● TASK GOAL:
Give the entries back exactly, dropping each image.

## Start

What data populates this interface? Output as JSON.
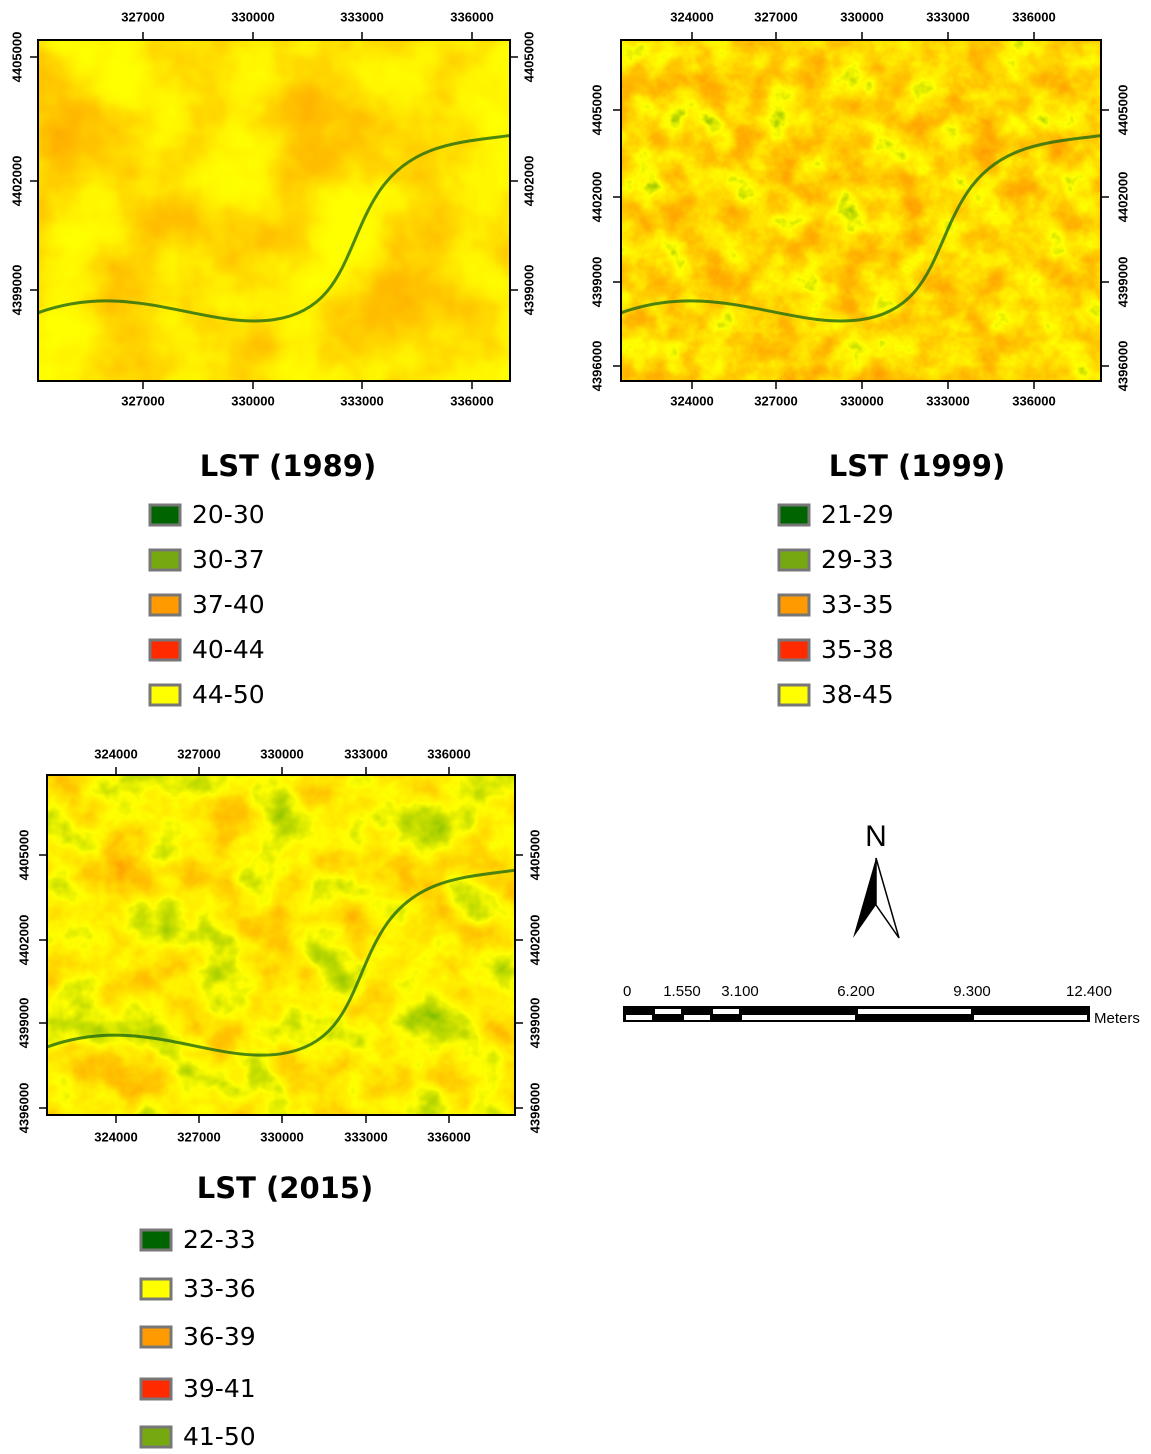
{
  "maps": [
    {
      "title": "LST (1989)",
      "top_ticks": [
        "327000",
        "330000",
        "333000",
        "336000"
      ],
      "bottom_ticks": [
        "327000",
        "330000",
        "333000",
        "336000"
      ],
      "left_ticks": [
        "4405000",
        "4402000",
        "4399000"
      ],
      "right_ticks": [
        "4405000",
        "4402000",
        "4399000"
      ],
      "legend": [
        {
          "label": "20-30",
          "color": "#006400"
        },
        {
          "label": "30-37",
          "color": "#76a910"
        },
        {
          "label": "37-40",
          "color": "#ff9a00"
        },
        {
          "label": "40-44",
          "color": "#ff2a00"
        },
        {
          "label": "44-50",
          "color": "#ffff00"
        }
      ]
    },
    {
      "title": "LST (1999)",
      "top_ticks": [
        "324000",
        "327000",
        "330000",
        "333000",
        "336000"
      ],
      "bottom_ticks": [
        "324000",
        "327000",
        "330000",
        "333000",
        "336000"
      ],
      "left_ticks": [
        "4405000",
        "4402000",
        "4399000",
        "4396000"
      ],
      "right_ticks": [
        "4405000",
        "4402000",
        "4399000",
        "4396000"
      ],
      "legend": [
        {
          "label": "21-29",
          "color": "#006400"
        },
        {
          "label": "29-33",
          "color": "#76a910"
        },
        {
          "label": "33-35",
          "color": "#ff9a00"
        },
        {
          "label": "35-38",
          "color": "#ff2a00"
        },
        {
          "label": "38-45",
          "color": "#ffff00"
        }
      ]
    },
    {
      "title": "LST (2015)",
      "top_ticks": [
        "324000",
        "327000",
        "330000",
        "333000",
        "336000"
      ],
      "bottom_ticks": [
        "324000",
        "327000",
        "330000",
        "333000",
        "336000"
      ],
      "left_ticks": [
        "4405000",
        "4402000",
        "4399000",
        "4396000"
      ],
      "right_ticks": [
        "4405000",
        "4402000",
        "4399000",
        "4396000"
      ],
      "legend": [
        {
          "label": "22-33",
          "color": "#006400"
        },
        {
          "label": "33-36",
          "color": "#ffff00"
        },
        {
          "label": "36-39",
          "color": "#ff9a00"
        },
        {
          "label": "39-41",
          "color": "#ff2a00"
        },
        {
          "label": "41-50",
          "color": "#76a910"
        }
      ]
    }
  ],
  "north": "N",
  "scale_bar": {
    "labels": [
      "0",
      "1.550",
      "3.100",
      "6.200",
      "9.300",
      "12.400"
    ],
    "unit": "Meters"
  }
}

## End

● TASK SOLUTION:
What data populates this interface? Output as JSON.
{
  "maps": [
    {
      "title": "LST (1989)",
      "top_ticks": [
        "327000",
        "330000",
        "333000",
        "336000"
      ],
      "bottom_ticks": [
        "327000",
        "330000",
        "333000",
        "336000"
      ],
      "left_ticks": [
        "4405000",
        "4402000",
        "4399000"
      ],
      "right_ticks": [
        "4405000",
        "4402000",
        "4399000"
      ],
      "legend": [
        {
          "label": "20-30",
          "color": "#006400"
        },
        {
          "label": "30-37",
          "color": "#76a910"
        },
        {
          "label": "37-40",
          "color": "#ff9a00"
        },
        {
          "label": "40-44",
          "color": "#ff2a00"
        },
        {
          "label": "44-50",
          "color": "#ffff00"
        }
      ]
    },
    {
      "title": "LST (1999)",
      "top_ticks": [
        "324000",
        "327000",
        "330000",
        "333000",
        "336000"
      ],
      "bottom_ticks": [
        "324000",
        "327000",
        "330000",
        "333000",
        "336000"
      ],
      "left_ticks": [
        "4405000",
        "4402000",
        "4399000",
        "4396000"
      ],
      "right_ticks": [
        "4405000",
        "4402000",
        "4399000",
        "4396000"
      ],
      "legend": [
        {
          "label": "21-29",
          "color": "#006400"
        },
        {
          "label": "29-33",
          "color": "#76a910"
        },
        {
          "label": "33-35",
          "color": "#ff9a00"
        },
        {
          "label": "35-38",
          "color": "#ff2a00"
        },
        {
          "label": "38-45",
          "color": "#ffff00"
        }
      ]
    },
    {
      "title": "LST (2015)",
      "top_ticks": [
        "324000",
        "327000",
        "330000",
        "333000",
        "336000"
      ],
      "bottom_ticks": [
        "324000",
        "327000",
        "330000",
        "333000",
        "336000"
      ],
      "left_ticks": [
        "4405000",
        "4402000",
        "4399000",
        "4396000"
      ],
      "right_ticks": [
        "4405000",
        "4402000",
        "4399000",
        "4396000"
      ],
      "legend": [
        {
          "label": "22-33",
          "color": "#006400"
        },
        {
          "label": "33-36",
          "color": "#ffff00"
        },
        {
          "label": "36-39",
          "color": "#ff9a00"
        },
        {
          "label": "39-41",
          "color": "#ff2a00"
        },
        {
          "label": "41-50",
          "color": "#76a910"
        }
      ]
    }
  ],
  "north": "N",
  "scale_bar": {
    "labels": [
      "0",
      "1.550",
      "3.100",
      "6.200",
      "9.300",
      "12.400"
    ],
    "unit": "Meters"
  }
}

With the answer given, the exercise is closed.